** START Input rows **
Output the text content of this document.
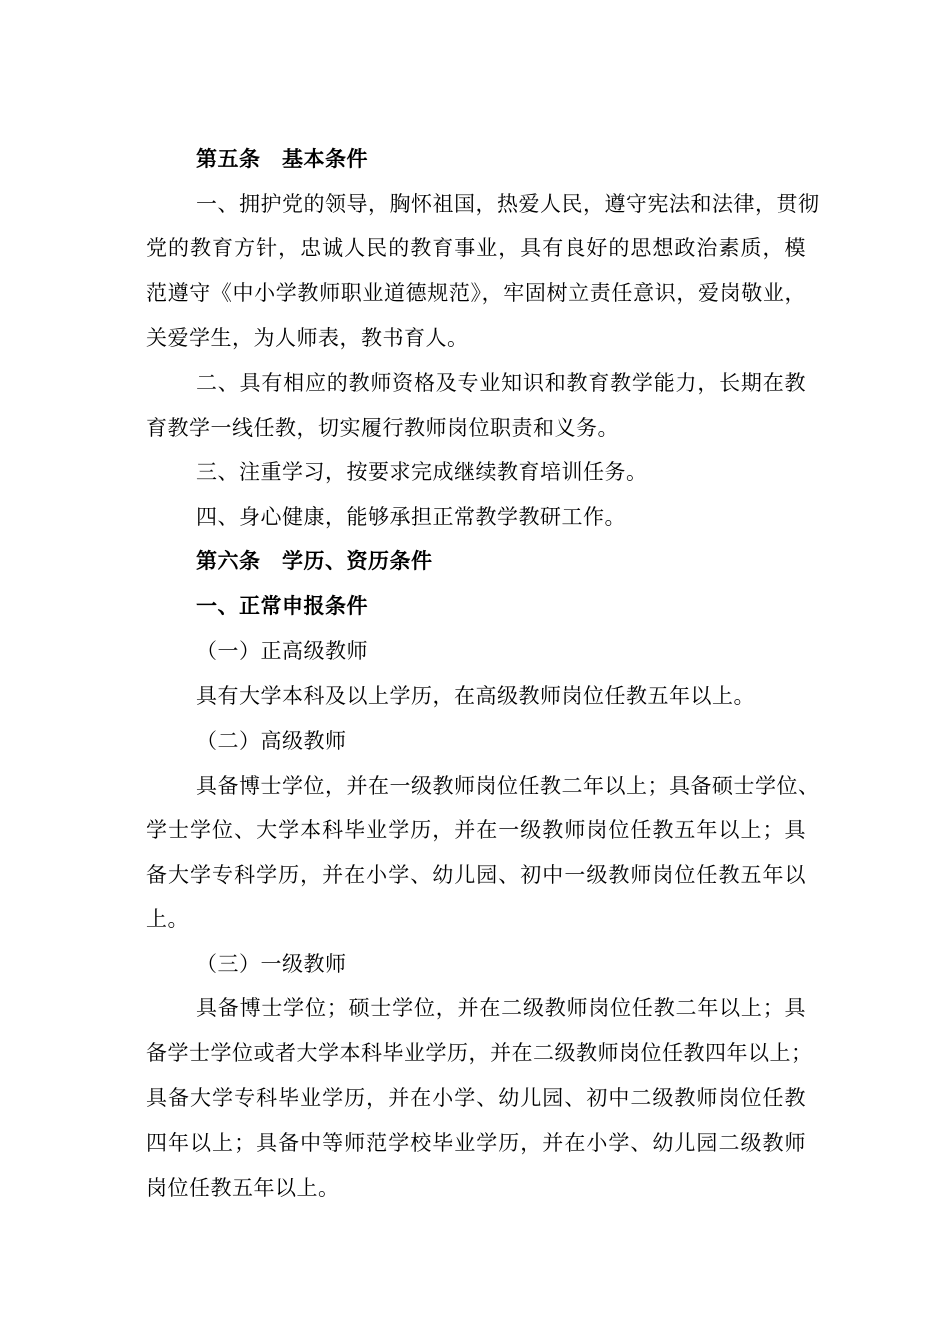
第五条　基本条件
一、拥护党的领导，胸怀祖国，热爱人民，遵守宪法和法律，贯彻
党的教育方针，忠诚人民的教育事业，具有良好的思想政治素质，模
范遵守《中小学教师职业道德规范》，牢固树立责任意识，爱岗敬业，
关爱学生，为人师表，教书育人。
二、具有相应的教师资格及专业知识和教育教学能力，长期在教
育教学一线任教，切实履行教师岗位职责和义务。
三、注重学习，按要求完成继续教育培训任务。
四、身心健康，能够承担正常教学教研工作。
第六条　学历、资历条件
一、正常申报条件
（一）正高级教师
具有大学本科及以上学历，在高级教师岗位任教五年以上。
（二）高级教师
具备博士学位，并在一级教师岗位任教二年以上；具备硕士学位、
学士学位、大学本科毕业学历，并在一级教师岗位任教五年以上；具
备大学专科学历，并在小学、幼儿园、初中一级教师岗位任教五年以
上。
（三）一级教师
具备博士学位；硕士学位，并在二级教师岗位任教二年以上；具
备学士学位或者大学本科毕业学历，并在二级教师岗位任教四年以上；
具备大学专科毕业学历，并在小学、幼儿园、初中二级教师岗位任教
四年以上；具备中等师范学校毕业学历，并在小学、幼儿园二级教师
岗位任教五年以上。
** END Input rows **
→ Exercise description
Every entry above is to be set down exactly; the pictures are to be left out.

→ Output below
Output the text content of this document.
第五条　基本条件
一、拥护党的领导，胸怀祖国，热爱人民，遵守宪法和法律，贯彻
党的教育方针，忠诚人民的教育事业，具有良好的思想政治素质，模
范遵守《中小学教师职业道德规范》，牢固树立责任意识，爱岗敬业，
关爱学生，为人师表，教书育人。
二、具有相应的教师资格及专业知识和教育教学能力，长期在教
育教学一线任教，切实履行教师岗位职责和义务。
三、注重学习，按要求完成继续教育培训任务。
四、身心健康，能够承担正常教学教研工作。
第六条　学历、资历条件
一、正常申报条件
（一）正高级教师
具有大学本科及以上学历，在高级教师岗位任教五年以上。
（二）高级教师
具备博士学位，并在一级教师岗位任教二年以上；具备硕士学位、
学士学位、大学本科毕业学历，并在一级教师岗位任教五年以上；具
备大学专科学历，并在小学、幼儿园、初中一级教师岗位任教五年以
上。
（三）一级教师
具备博士学位；硕士学位，并在二级教师岗位任教二年以上；具
备学士学位或者大学本科毕业学历，并在二级教师岗位任教四年以上；
具备大学专科毕业学历，并在小学、幼儿园、初中二级教师岗位任教
四年以上；具备中等师范学校毕业学历，并在小学、幼儿园二级教师
岗位任教五年以上。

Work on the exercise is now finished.